> **Work to be completed**:
Provide the data again in its entirety, exactly as given.

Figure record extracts
※ ※ ※
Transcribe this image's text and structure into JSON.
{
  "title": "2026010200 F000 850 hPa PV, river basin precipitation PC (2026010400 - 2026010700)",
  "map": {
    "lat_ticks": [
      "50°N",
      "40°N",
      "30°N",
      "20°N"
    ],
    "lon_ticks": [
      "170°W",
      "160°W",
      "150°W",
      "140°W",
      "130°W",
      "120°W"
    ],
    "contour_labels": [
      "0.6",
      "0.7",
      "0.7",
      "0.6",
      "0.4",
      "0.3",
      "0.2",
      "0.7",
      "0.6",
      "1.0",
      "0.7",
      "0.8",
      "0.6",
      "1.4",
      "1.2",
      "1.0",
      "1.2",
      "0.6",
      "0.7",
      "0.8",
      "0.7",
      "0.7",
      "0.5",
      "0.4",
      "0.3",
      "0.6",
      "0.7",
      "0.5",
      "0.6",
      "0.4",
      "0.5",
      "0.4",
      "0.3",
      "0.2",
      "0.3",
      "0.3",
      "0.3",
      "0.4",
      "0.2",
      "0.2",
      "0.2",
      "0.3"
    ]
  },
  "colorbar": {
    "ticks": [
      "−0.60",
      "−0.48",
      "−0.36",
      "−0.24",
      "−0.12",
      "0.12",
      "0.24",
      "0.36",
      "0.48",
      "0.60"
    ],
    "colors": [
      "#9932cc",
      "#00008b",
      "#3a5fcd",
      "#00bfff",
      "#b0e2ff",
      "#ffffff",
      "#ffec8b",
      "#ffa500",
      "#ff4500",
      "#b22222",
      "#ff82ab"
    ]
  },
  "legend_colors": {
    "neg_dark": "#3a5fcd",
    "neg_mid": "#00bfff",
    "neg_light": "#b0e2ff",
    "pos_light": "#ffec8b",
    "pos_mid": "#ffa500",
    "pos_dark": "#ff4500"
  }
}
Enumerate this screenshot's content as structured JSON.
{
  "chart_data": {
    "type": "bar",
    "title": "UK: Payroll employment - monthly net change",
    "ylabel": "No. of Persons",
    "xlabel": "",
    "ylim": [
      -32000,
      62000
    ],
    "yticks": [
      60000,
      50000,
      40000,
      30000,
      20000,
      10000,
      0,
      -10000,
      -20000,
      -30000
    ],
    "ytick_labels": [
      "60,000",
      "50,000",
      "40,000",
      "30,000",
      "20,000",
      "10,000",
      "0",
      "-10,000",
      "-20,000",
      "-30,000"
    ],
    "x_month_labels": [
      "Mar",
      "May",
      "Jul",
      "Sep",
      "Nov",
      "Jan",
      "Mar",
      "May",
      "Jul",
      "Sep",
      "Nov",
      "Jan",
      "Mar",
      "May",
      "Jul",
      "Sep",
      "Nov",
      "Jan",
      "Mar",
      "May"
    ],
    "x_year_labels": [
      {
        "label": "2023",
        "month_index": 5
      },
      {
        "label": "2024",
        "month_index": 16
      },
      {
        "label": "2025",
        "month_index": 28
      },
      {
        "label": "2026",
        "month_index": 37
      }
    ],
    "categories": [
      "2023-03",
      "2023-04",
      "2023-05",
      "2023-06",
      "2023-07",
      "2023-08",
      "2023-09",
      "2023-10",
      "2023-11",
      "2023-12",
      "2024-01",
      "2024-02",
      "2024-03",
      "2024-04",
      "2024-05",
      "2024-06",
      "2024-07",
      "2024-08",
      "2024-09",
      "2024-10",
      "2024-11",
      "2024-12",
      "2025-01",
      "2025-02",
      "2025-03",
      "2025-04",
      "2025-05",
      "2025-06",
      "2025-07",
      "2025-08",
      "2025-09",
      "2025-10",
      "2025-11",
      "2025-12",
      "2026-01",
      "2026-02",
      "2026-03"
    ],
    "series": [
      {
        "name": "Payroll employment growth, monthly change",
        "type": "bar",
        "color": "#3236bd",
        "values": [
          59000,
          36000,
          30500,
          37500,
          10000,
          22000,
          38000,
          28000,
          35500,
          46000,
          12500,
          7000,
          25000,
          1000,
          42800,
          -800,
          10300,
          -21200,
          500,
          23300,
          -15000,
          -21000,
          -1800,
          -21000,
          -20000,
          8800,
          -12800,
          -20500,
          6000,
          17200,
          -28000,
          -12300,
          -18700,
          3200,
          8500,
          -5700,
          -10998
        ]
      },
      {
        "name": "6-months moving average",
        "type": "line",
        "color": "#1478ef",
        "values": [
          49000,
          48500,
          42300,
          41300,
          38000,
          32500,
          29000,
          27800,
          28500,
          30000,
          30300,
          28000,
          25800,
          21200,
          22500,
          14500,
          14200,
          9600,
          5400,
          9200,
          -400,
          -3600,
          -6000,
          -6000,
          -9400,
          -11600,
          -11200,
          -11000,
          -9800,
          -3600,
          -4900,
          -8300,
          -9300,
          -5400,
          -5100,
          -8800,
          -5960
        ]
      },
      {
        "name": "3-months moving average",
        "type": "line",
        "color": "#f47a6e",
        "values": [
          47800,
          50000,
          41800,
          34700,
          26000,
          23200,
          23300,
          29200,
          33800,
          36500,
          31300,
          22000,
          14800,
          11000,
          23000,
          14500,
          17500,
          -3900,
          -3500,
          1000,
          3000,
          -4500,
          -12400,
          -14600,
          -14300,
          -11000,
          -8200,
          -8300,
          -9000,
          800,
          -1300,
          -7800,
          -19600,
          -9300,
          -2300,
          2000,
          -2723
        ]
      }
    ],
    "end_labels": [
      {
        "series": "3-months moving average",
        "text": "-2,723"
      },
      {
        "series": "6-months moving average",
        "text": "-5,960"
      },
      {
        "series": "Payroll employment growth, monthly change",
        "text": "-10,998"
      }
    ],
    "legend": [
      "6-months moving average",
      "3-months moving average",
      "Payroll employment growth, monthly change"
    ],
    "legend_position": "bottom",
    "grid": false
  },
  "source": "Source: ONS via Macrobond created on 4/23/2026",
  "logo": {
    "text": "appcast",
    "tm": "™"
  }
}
※ ※ ※
> **The solution**:
Transcribe this image's text and structure into JSON.
{
  "title": "2026010200 F000 850 hPa PV, river basin precipitation PC (2026010400 - 2026010700)",
  "map": {
    "lat_ticks": [
      "50°N",
      "40°N",
      "30°N",
      "20°N"
    ],
    "lon_ticks": [
      "170°W",
      "160°W",
      "150°W",
      "140°W",
      "130°W",
      "120°W"
    ],
    "contour_labels": [
      "0.6",
      "0.7",
      "0.7",
      "0.6",
      "0.4",
      "0.3",
      "0.2",
      "0.7",
      "0.6",
      "1.0",
      "0.7",
      "0.8",
      "0.6",
      "1.4",
      "1.2",
      "1.0",
      "1.2",
      "0.6",
      "0.7",
      "0.8",
      "0.7",
      "0.7",
      "0.5",
      "0.4",
      "0.3",
      "0.6",
      "0.7",
      "0.5",
      "0.6",
      "0.4",
      "0.5",
      "0.4",
      "0.3",
      "0.2",
      "0.3",
      "0.3",
      "0.3",
      "0.4",
      "0.2",
      "0.2",
      "0.2",
      "0.3"
    ]
  },
  "colorbar": {
    "ticks": [
      "−0.60",
      "−0.48",
      "−0.36",
      "−0.24",
      "−0.12",
      "0.12",
      "0.24",
      "0.36",
      "0.48",
      "0.60"
    ],
    "colors": [
      "#9932cc",
      "#00008b",
      "#3a5fcd",
      "#00bfff",
      "#b0e2ff",
      "#ffffff",
      "#ffec8b",
      "#ffa500",
      "#ff4500",
      "#b22222",
      "#ff82ab"
    ]
  },
  "legend_colors": {
    "neg_dark": "#3a5fcd",
    "neg_mid": "#00bfff",
    "neg_light": "#b0e2ff",
    "pos_light": "#ffec8b",
    "pos_mid": "#ffa500",
    "pos_dark": "#ff4500"
  }
}
Enumerate this screenshot's content as structured JSON.
{
  "chart_data": {
    "type": "bar",
    "title": "UK: Payroll employment - monthly net change",
    "ylabel": "No. of Persons",
    "xlabel": "",
    "ylim": [
      -32000,
      62000
    ],
    "yticks": [
      60000,
      50000,
      40000,
      30000,
      20000,
      10000,
      0,
      -10000,
      -20000,
      -30000
    ],
    "ytick_labels": [
      "60,000",
      "50,000",
      "40,000",
      "30,000",
      "20,000",
      "10,000",
      "0",
      "-10,000",
      "-20,000",
      "-30,000"
    ],
    "x_month_labels": [
      "Mar",
      "May",
      "Jul",
      "Sep",
      "Nov",
      "Jan",
      "Mar",
      "May",
      "Jul",
      "Sep",
      "Nov",
      "Jan",
      "Mar",
      "May",
      "Jul",
      "Sep",
      "Nov",
      "Jan",
      "Mar",
      "May"
    ],
    "x_year_labels": [
      {
        "label": "2023",
        "month_index": 5
      },
      {
        "label": "2024",
        "month_index": 16
      },
      {
        "label": "2025",
        "month_index": 28
      },
      {
        "label": "2026",
        "month_index": 37
      }
    ],
    "categories": [
      "2023-03",
      "2023-04",
      "2023-05",
      "2023-06",
      "2023-07",
      "2023-08",
      "2023-09",
      "2023-10",
      "2023-11",
      "2023-12",
      "2024-01",
      "2024-02",
      "2024-03",
      "2024-04",
      "2024-05",
      "2024-06",
      "2024-07",
      "2024-08",
      "2024-09",
      "2024-10",
      "2024-11",
      "2024-12",
      "2025-01",
      "2025-02",
      "2025-03",
      "2025-04",
      "2025-05",
      "2025-06",
      "2025-07",
      "2025-08",
      "2025-09",
      "2025-10",
      "2025-11",
      "2025-12",
      "2026-01",
      "2026-02",
      "2026-03"
    ],
    "series": [
      {
        "name": "Payroll employment growth, monthly change",
        "type": "bar",
        "color": "#3236bd",
        "values": [
          59000,
          36000,
          30500,
          37500,
          10000,
          22000,
          38000,
          28000,
          35500,
          46000,
          12500,
          7000,
          25000,
          1000,
          42800,
          -800,
          10300,
          -21200,
          500,
          23300,
          -15000,
          -21000,
          -1800,
          -21000,
          -20000,
          8800,
          -12800,
          -20500,
          6000,
          17200,
          -28000,
          -12300,
          -18700,
          3200,
          8500,
          -5700,
          -10998
        ]
      },
      {
        "name": "6-months moving average",
        "type": "line",
        "color": "#1478ef",
        "values": [
          49000,
          48500,
          42300,
          41300,
          38000,
          32500,
          29000,
          27800,
          28500,
          30000,
          30300,
          28000,
          25800,
          21200,
          22500,
          14500,
          14200,
          9600,
          5400,
          9200,
          -400,
          -3600,
          -6000,
          -6000,
          -9400,
          -11600,
          -11200,
          -11000,
          -9800,
          -3600,
          -4900,
          -8300,
          -9300,
          -5400,
          -5100,
          -8800,
          -5960
        ]
      },
      {
        "name": "3-months moving average",
        "type": "line",
        "color": "#f47a6e",
        "values": [
          47800,
          50000,
          41800,
          34700,
          26000,
          23200,
          23300,
          29200,
          33800,
          36500,
          31300,
          22000,
          14800,
          11000,
          23000,
          14500,
          17500,
          -3900,
          -3500,
          1000,
          3000,
          -4500,
          -12400,
          -14600,
          -14300,
          -11000,
          -8200,
          -8300,
          -9000,
          800,
          -1300,
          -7800,
          -19600,
          -9300,
          -2300,
          2000,
          -2723
        ]
      }
    ],
    "end_labels": [
      {
        "series": "3-months moving average",
        "text": "-2,723"
      },
      {
        "series": "6-months moving average",
        "text": "-5,960"
      },
      {
        "series": "Payroll employment growth, monthly change",
        "text": "-10,998"
      }
    ],
    "legend": [
      "6-months moving average",
      "3-months moving average",
      "Payroll employment growth, monthly change"
    ],
    "legend_position": "bottom",
    "grid": false
  },
  "source": "Source: ONS via Macrobond created on 4/23/2026",
  "logo": {
    "text": "appcast",
    "tm": "™"
  }
}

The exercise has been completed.